* _Exercise set_
A. In the forum discussion about the South, what kind of town did the poster named Who grow up in?
B. List every personality type abbreviation that appears in the forum discussion about the South.
C. Continue the forum discussion about the South, starting right after its last sentence.

* _Excerpt to read_
** Start **
The point is....I would imagine that Ns everywhere experience certain frustrations from being in the minority compared to Ss. This mentality is all over PerC. It's very difficult to say if this is stronger in areas such as the South, or if it's stronger in rural areas, and if it is, by how much. 


Of course, the other element is that PerC may not be the best sample size of Ns to look at. It's possible that the Ns on PerC who experienced frustrations were more likely to look into the MBTI. It's also possible that the people experiencing frustrations were more likely to look for (and post actively on) a message board where they could find people similar to them. 

Point being, maybe there are plenty of Ns out there who have never felt much frustration with Ss (or SJs), no matter where they lived. It's tough because we're only looking at the group of Ns on PerC. 


But I think all PerC conversations are like this. It's fun to theorize about all of the different possibilities, but in the end it's hard to pin down exactly what's happening in reality.


----------



## Who (Jan 2, 2010)

CCCXXIX said:


> I love the South, I love the fact that *their* are communities here where everyone holds to certain morals, and I see nothing wrong with that.


I know nobody likes the grammar police, but when you manage to make this mistake right after claiming not to be ignorant, it's just too ironic not to point out.

Anyway, I grew up in a rather rural town in the South. While I may have felt a little out of place there, I'd imagine I would have felt equally out of place if I were born anywhere else in the world; after all I still feel "different" than most people in the larger not-nearly-as-Southern-but-geographically-still-in-the-South city in which I currently live.
** End **
* _Dataset extract_
** Start **
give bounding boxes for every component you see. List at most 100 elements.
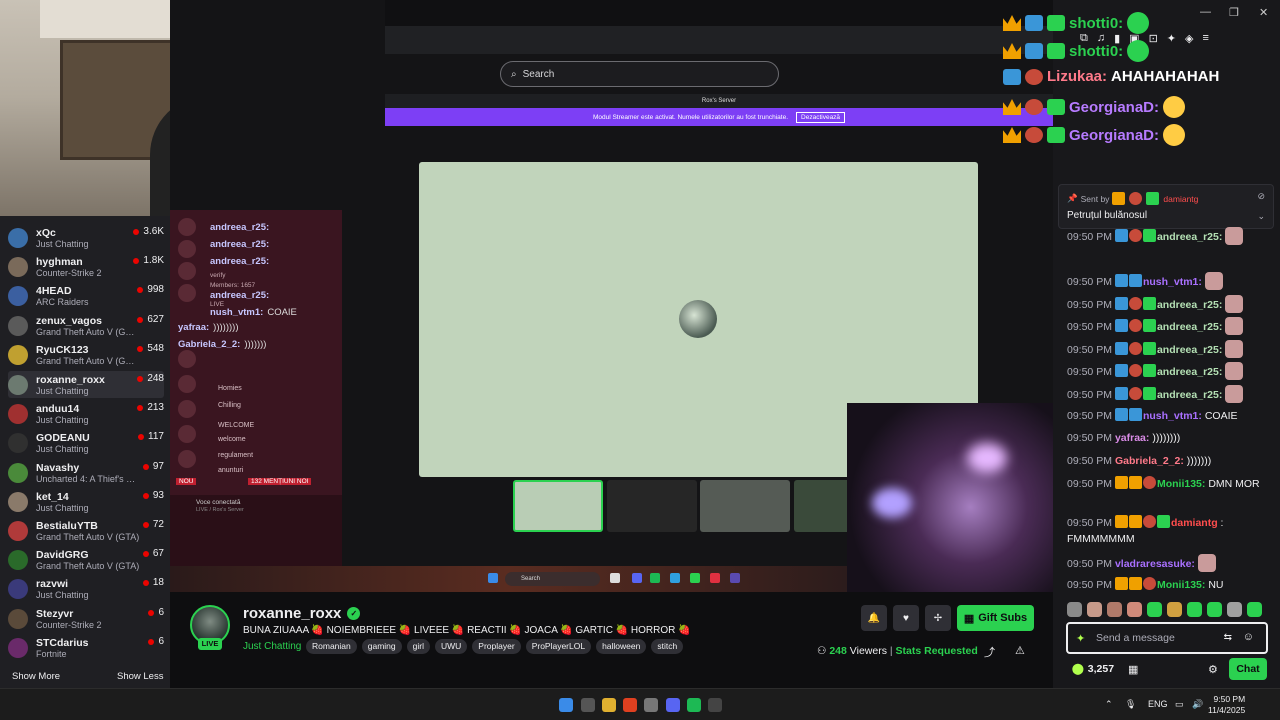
** End **
* _Task-by-task outputs_
A. A rather rural town in the South.

B. Ns, Ss, SJs

C.
I never really felt like any of my ideas were repressed for being in the South or anything like that. To be honest, my personal views on politics, religion, and other philosophical issues aren't particularly popular anywhere in the US, to my knowledge. Then there's just the fact that I have different interests than most people I know. I don't care about sports, I can't name a single movie Megan Fox was in besides _Transformers_, I listen to different music than most people, and I play geeky video games. Basically, I'm a nerd. There aren't really many places I can think of where it's "cool" to be a nerd so I'd imagine I'd feel just as awkward in New York City, Los Angeles, or any other large non-Southern city.


----------



## busyCHilD (Sep 1, 2011)

I think it's important to note that in the descriptions of an XSXJ

"ISTJs tend to believe in laws and traditions, and expect the same from others. They're not comfortable with breaking laws or going against the rules"

"ESTJs live in a world of facts and concrete needs. They live in the present, with their eye constantly scanning their personal environment to make sure that everything is running smoothly and systematically. They honor traditions and laws, and have a clear set of standards and beliefs. They expect the same of others, and have no patience or understanding of individuals who do not value these systems."

"ESFJ takes their responsibilities very seriously, and is very dependable. They value security and stability, and have a strong focus on the details of life."

"ISFJs have a very clear idea of the way things should be, which they strive to attain. They value security and kindness, and respect traditions and laws."

SJs don't (in general) like it when the boat gets rocked.


----------



## CCCXXIX (Mar 11, 2011)

Who said:


> I know nobody likes the grammar police, but when you manage to make this mistake right after claiming not to be ignorant, it's just too ironic not to point out.


I made a grammatical error, it's not like I don't know the difference, so I'm not really sure how you can call that ignorant... My whole post was full of ignorance, and you go after the grammar? Honestly...

You sir, are......


----------



## Who (Jan 2, 2010)

CCCXXIX said:


> I made a grammatical error, it's not like I don't know the difference, so I'm not really sure how you can call that ignorant... My whole post was full of ignorance, and you go after the grammar? Honestly...
> 
> You sir, are......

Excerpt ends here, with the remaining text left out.